Exercise task => Give the data below again exactly as it stands. Omit the pictures.
[start Materials provided]
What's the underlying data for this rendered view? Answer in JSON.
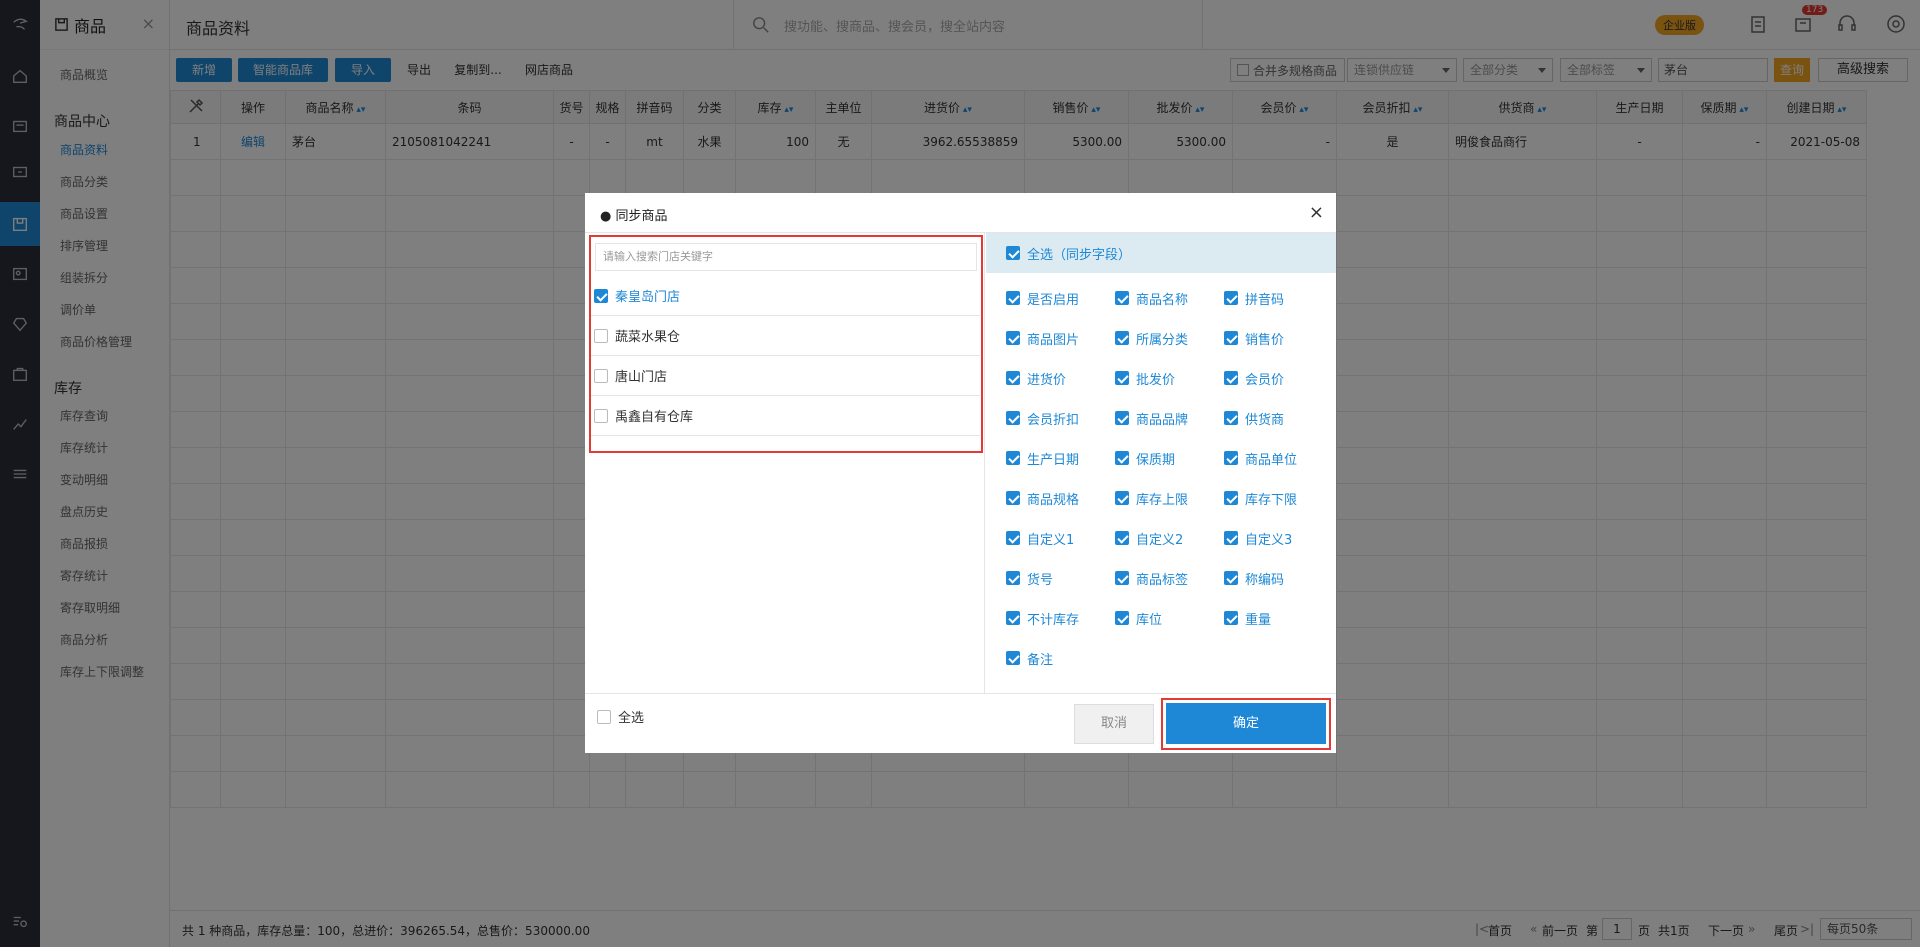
{
  "module": {
    "title": "商品",
    "close": "×"
  },
  "sidebar": {
    "overview": "商品概览",
    "group1": "商品中心",
    "items1": [
      "商品资料",
      "商品分类",
      "商品设置",
      "排序管理",
      "组装拆分",
      "调价单",
      "商品价格管理"
    ],
    "group2": "库存",
    "items2": [
      "库存查询",
      "库存统计",
      "变动明细",
      "盘点历史",
      "商品报损",
      "寄存统计",
      "寄存取明细",
      "商品分析",
      "库存上下限调整"
    ]
  },
  "topbar": {
    "title": "商品资料",
    "search_placeholder": "搜功能、搜商品、搜会员，搜全站内容",
    "edition": "企业版",
    "notify_count": "173"
  },
  "toolbar": {
    "buttons": [
      "新增",
      "智能商品库",
      "导入",
      "导出",
      "复制到...",
      "网店商品"
    ],
    "merge_spec": "合并多规格商品",
    "filters": [
      "连锁供应链",
      "全部分类",
      "全部标签"
    ],
    "keyword": "茅台",
    "query": "查询",
    "advanced": "高级搜索"
  },
  "table": {
    "headers": [
      "",
      "操作",
      "商品名称",
      "条码",
      "货号",
      "规格",
      "拼音码",
      "分类",
      "库存",
      "主单位",
      "进货价",
      "销售价",
      "批发价",
      "会员价",
      "会员折扣",
      "供货商",
      "生产日期",
      "保质期",
      "创建日期"
    ],
    "rows": [
      [
        "1",
        "编辑",
        "茅台",
        "2105081042241",
        "-",
        "-",
        "mt",
        "水果",
        "100",
        "无",
        "3962.65538859",
        "5300.00",
        "5300.00",
        "-",
        "是",
        "明俊食品商行",
        "-",
        "-",
        "2021-05-08"
      ]
    ]
  },
  "footer": {
    "summary": "共 1 种商品，库存总量：100，总进价：396265.54，总售价：530000.00",
    "first": "首页",
    "prev": "前一页",
    "page_prefix": "第",
    "page": "1",
    "page_suffix": "页",
    "total": "共1页",
    "next": "下一页",
    "last": "尾页",
    "per_page": "每页50条"
  },
  "modal": {
    "title": "● 同步商品",
    "close": "×",
    "search_placeholder": "请输入搜索门店关键字",
    "stores": [
      {
        "name": "秦皇岛门店",
        "checked": true
      },
      {
        "name": "蔬菜水果仓",
        "checked": false
      },
      {
        "name": "唐山门店",
        "checked": false
      },
      {
        "name": "禹鑫自有仓库",
        "checked": false
      }
    ],
    "select_all_fields": "全选（同步字段）",
    "fields": [
      "是否启用",
      "商品名称",
      "拼音码",
      "商品图片",
      "所属分类",
      "销售价",
      "进货价",
      "批发价",
      "会员价",
      "会员折扣",
      "商品品牌",
      "供货商",
      "生产日期",
      "保质期",
      "商品单位",
      "商品规格",
      "库存上限",
      "库存下限",
      "自定义1",
      "自定义2",
      "自定义3",
      "货号",
      "商品标签",
      "称编码",
      "不计库存",
      "库位",
      "重量",
      "备注"
    ],
    "select_all": "全选",
    "cancel": "取消",
    "confirm": "确定"
  }
}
[end Materials provided]
The answer =>
What's the underlying data for this rendered view? Answer in JSON.
{
  "module": {
    "title": "商品",
    "close": "×"
  },
  "sidebar": {
    "overview": "商品概览",
    "group1": "商品中心",
    "items1": [
      "商品资料",
      "商品分类",
      "商品设置",
      "排序管理",
      "组装拆分",
      "调价单",
      "商品价格管理"
    ],
    "group2": "库存",
    "items2": [
      "库存查询",
      "库存统计",
      "变动明细",
      "盘点历史",
      "商品报损",
      "寄存统计",
      "寄存取明细",
      "商品分析",
      "库存上下限调整"
    ]
  },
  "topbar": {
    "title": "商品资料",
    "search_placeholder": "搜功能、搜商品、搜会员，搜全站内容",
    "edition": "企业版",
    "notify_count": "173"
  },
  "toolbar": {
    "buttons": [
      "新增",
      "智能商品库",
      "导入",
      "导出",
      "复制到...",
      "网店商品"
    ],
    "merge_spec": "合并多规格商品",
    "filters": [
      "连锁供应链",
      "全部分类",
      "全部标签"
    ],
    "keyword": "茅台",
    "query": "查询",
    "advanced": "高级搜索"
  },
  "table": {
    "headers": [
      "",
      "操作",
      "商品名称",
      "条码",
      "货号",
      "规格",
      "拼音码",
      "分类",
      "库存",
      "主单位",
      "进货价",
      "销售价",
      "批发价",
      "会员价",
      "会员折扣",
      "供货商",
      "生产日期",
      "保质期",
      "创建日期"
    ],
    "rows": [
      [
        "1",
        "编辑",
        "茅台",
        "2105081042241",
        "-",
        "-",
        "mt",
        "水果",
        "100",
        "无",
        "3962.65538859",
        "5300.00",
        "5300.00",
        "-",
        "是",
        "明俊食品商行",
        "-",
        "-",
        "2021-05-08"
      ]
    ]
  },
  "footer": {
    "summary": "共 1 种商品，库存总量：100，总进价：396265.54，总售价：530000.00",
    "first": "首页",
    "prev": "前一页",
    "page_prefix": "第",
    "page": "1",
    "page_suffix": "页",
    "total": "共1页",
    "next": "下一页",
    "last": "尾页",
    "per_page": "每页50条"
  },
  "modal": {
    "title": "● 同步商品",
    "close": "×",
    "search_placeholder": "请输入搜索门店关键字",
    "stores": [
      {
        "name": "秦皇岛门店",
        "checked": true
      },
      {
        "name": "蔬菜水果仓",
        "checked": false
      },
      {
        "name": "唐山门店",
        "checked": false
      },
      {
        "name": "禹鑫自有仓库",
        "checked": false
      }
    ],
    "select_all_fields": "全选（同步字段）",
    "fields": [
      "是否启用",
      "商品名称",
      "拼音码",
      "商品图片",
      "所属分类",
      "销售价",
      "进货价",
      "批发价",
      "会员价",
      "会员折扣",
      "商品品牌",
      "供货商",
      "生产日期",
      "保质期",
      "商品单位",
      "商品规格",
      "库存上限",
      "库存下限",
      "自定义1",
      "自定义2",
      "自定义3",
      "货号",
      "商品标签",
      "称编码",
      "不计库存",
      "库位",
      "重量",
      "备注"
    ],
    "select_all": "全选",
    "cancel": "取消",
    "confirm": "确定"
  }
}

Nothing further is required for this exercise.